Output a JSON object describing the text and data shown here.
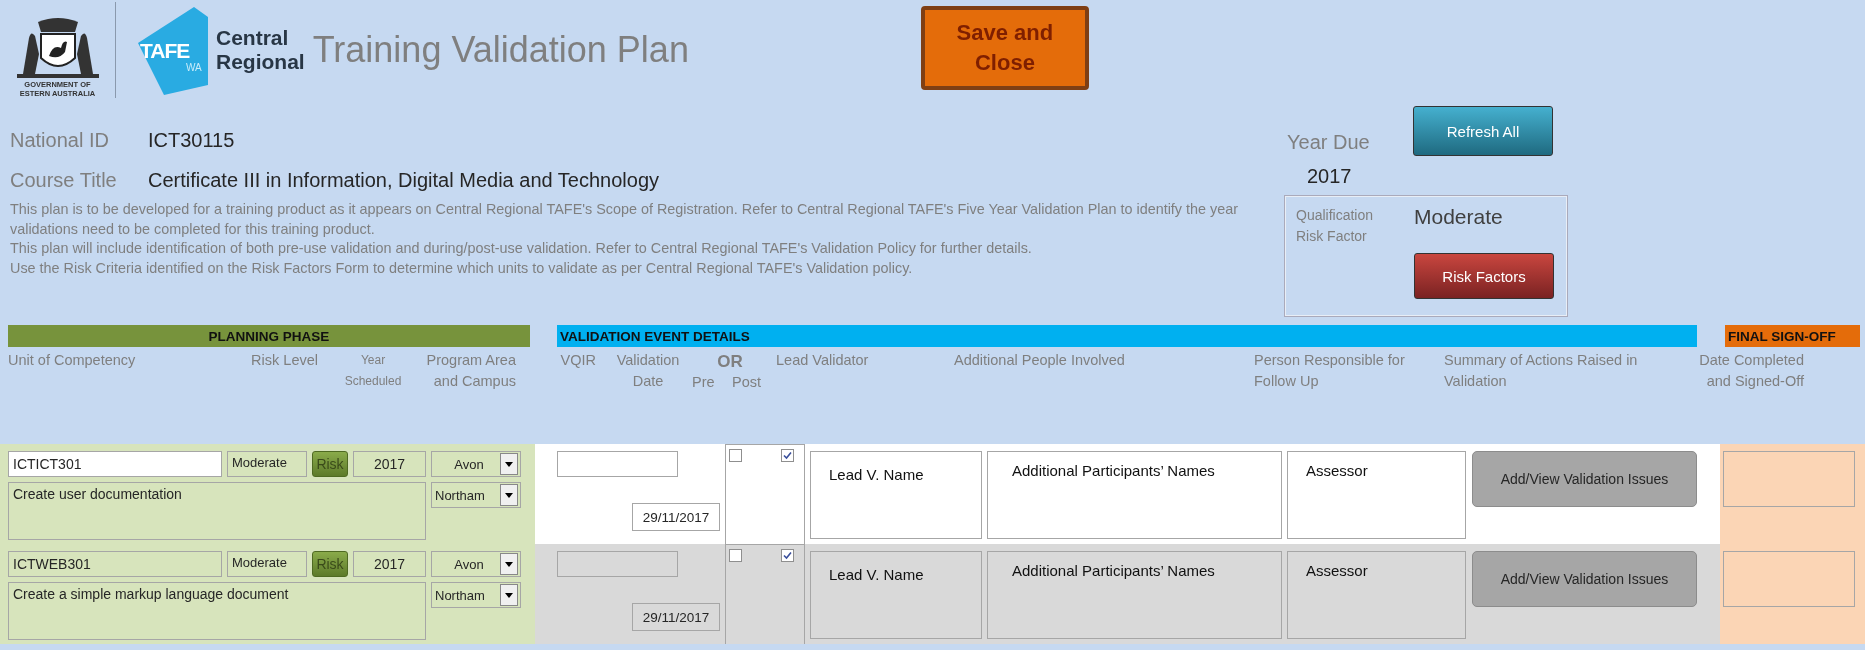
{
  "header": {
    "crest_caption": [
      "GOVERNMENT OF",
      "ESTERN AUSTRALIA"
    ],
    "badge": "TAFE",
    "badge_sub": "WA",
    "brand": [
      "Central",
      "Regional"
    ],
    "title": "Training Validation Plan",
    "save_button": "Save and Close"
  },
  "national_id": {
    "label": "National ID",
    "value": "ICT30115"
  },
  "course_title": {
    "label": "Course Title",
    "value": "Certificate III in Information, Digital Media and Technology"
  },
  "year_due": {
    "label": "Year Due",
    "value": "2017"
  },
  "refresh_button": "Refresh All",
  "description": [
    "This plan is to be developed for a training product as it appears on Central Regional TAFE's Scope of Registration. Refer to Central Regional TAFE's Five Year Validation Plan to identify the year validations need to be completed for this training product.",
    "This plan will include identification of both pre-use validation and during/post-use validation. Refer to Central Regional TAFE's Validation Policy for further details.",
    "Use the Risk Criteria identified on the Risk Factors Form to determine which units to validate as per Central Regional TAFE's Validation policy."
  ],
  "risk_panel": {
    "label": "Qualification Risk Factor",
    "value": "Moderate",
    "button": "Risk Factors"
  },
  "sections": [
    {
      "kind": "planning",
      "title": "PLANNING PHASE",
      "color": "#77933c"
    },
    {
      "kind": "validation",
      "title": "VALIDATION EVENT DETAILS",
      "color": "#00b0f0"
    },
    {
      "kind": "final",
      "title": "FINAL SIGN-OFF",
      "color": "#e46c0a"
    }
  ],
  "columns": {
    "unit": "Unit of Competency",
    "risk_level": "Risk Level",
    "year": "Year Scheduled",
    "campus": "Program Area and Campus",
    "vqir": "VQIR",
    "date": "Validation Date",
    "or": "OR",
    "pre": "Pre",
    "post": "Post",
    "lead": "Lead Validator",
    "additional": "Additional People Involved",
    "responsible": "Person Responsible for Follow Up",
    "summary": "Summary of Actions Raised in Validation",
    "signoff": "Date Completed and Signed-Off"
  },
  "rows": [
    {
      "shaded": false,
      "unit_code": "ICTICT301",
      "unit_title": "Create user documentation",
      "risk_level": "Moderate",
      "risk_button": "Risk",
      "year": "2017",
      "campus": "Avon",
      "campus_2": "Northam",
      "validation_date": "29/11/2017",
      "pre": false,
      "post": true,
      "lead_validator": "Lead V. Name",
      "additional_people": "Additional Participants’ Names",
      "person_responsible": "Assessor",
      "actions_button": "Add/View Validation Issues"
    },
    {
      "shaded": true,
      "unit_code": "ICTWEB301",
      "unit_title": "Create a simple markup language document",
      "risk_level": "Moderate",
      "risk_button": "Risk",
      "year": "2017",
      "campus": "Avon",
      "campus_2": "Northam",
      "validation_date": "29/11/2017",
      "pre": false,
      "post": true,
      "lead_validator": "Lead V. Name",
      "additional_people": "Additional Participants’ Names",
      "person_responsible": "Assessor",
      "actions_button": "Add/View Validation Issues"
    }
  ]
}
----
> _The task_
The records above are to be restated exactly, without their pictures.

> _Task solution_
Output a JSON object describing the text and data shown here.
{
  "header": {
    "crest_caption": [
      "GOVERNMENT OF",
      "ESTERN AUSTRALIA"
    ],
    "badge": "TAFE",
    "badge_sub": "WA",
    "brand": [
      "Central",
      "Regional"
    ],
    "title": "Training Validation Plan",
    "save_button": "Save and Close"
  },
  "national_id": {
    "label": "National ID",
    "value": "ICT30115"
  },
  "course_title": {
    "label": "Course Title",
    "value": "Certificate III in Information, Digital Media and Technology"
  },
  "year_due": {
    "label": "Year Due",
    "value": "2017"
  },
  "refresh_button": "Refresh All",
  "description": [
    "This plan is to be developed for a training product as it appears on Central Regional TAFE's Scope of Registration. Refer to Central Regional TAFE's Five Year Validation Plan to identify the year validations need to be completed for this training product.",
    "This plan will include identification of both pre-use validation and during/post-use validation. Refer to Central Regional TAFE's Validation Policy for further details.",
    "Use the Risk Criteria identified on the Risk Factors Form to determine which units to validate as per Central Regional TAFE's Validation policy."
  ],
  "risk_panel": {
    "label": "Qualification Risk Factor",
    "value": "Moderate",
    "button": "Risk Factors"
  },
  "sections": [
    {
      "kind": "planning",
      "title": "PLANNING PHASE",
      "color": "#77933c"
    },
    {
      "kind": "validation",
      "title": "VALIDATION EVENT DETAILS",
      "color": "#00b0f0"
    },
    {
      "kind": "final",
      "title": "FINAL SIGN-OFF",
      "color": "#e46c0a"
    }
  ],
  "columns": {
    "unit": "Unit of Competency",
    "risk_level": "Risk Level",
    "year": "Year Scheduled",
    "campus": "Program Area and Campus",
    "vqir": "VQIR",
    "date": "Validation Date",
    "or": "OR",
    "pre": "Pre",
    "post": "Post",
    "lead": "Lead Validator",
    "additional": "Additional People Involved",
    "responsible": "Person Responsible for Follow Up",
    "summary": "Summary of Actions Raised in Validation",
    "signoff": "Date Completed and Signed-Off"
  },
  "rows": [
    {
      "shaded": false,
      "unit_code": "ICTICT301",
      "unit_title": "Create user documentation",
      "risk_level": "Moderate",
      "risk_button": "Risk",
      "year": "2017",
      "campus": "Avon",
      "campus_2": "Northam",
      "validation_date": "29/11/2017",
      "pre": false,
      "post": true,
      "lead_validator": "Lead V. Name",
      "additional_people": "Additional Participants’ Names",
      "person_responsible": "Assessor",
      "actions_button": "Add/View Validation Issues"
    },
    {
      "shaded": true,
      "unit_code": "ICTWEB301",
      "unit_title": "Create a simple markup language document",
      "risk_level": "Moderate",
      "risk_button": "Risk",
      "year": "2017",
      "campus": "Avon",
      "campus_2": "Northam",
      "validation_date": "29/11/2017",
      "pre": false,
      "post": true,
      "lead_validator": "Lead V. Name",
      "additional_people": "Additional Participants’ Names",
      "person_responsible": "Assessor",
      "actions_button": "Add/View Validation Issues"
    }
  ]
}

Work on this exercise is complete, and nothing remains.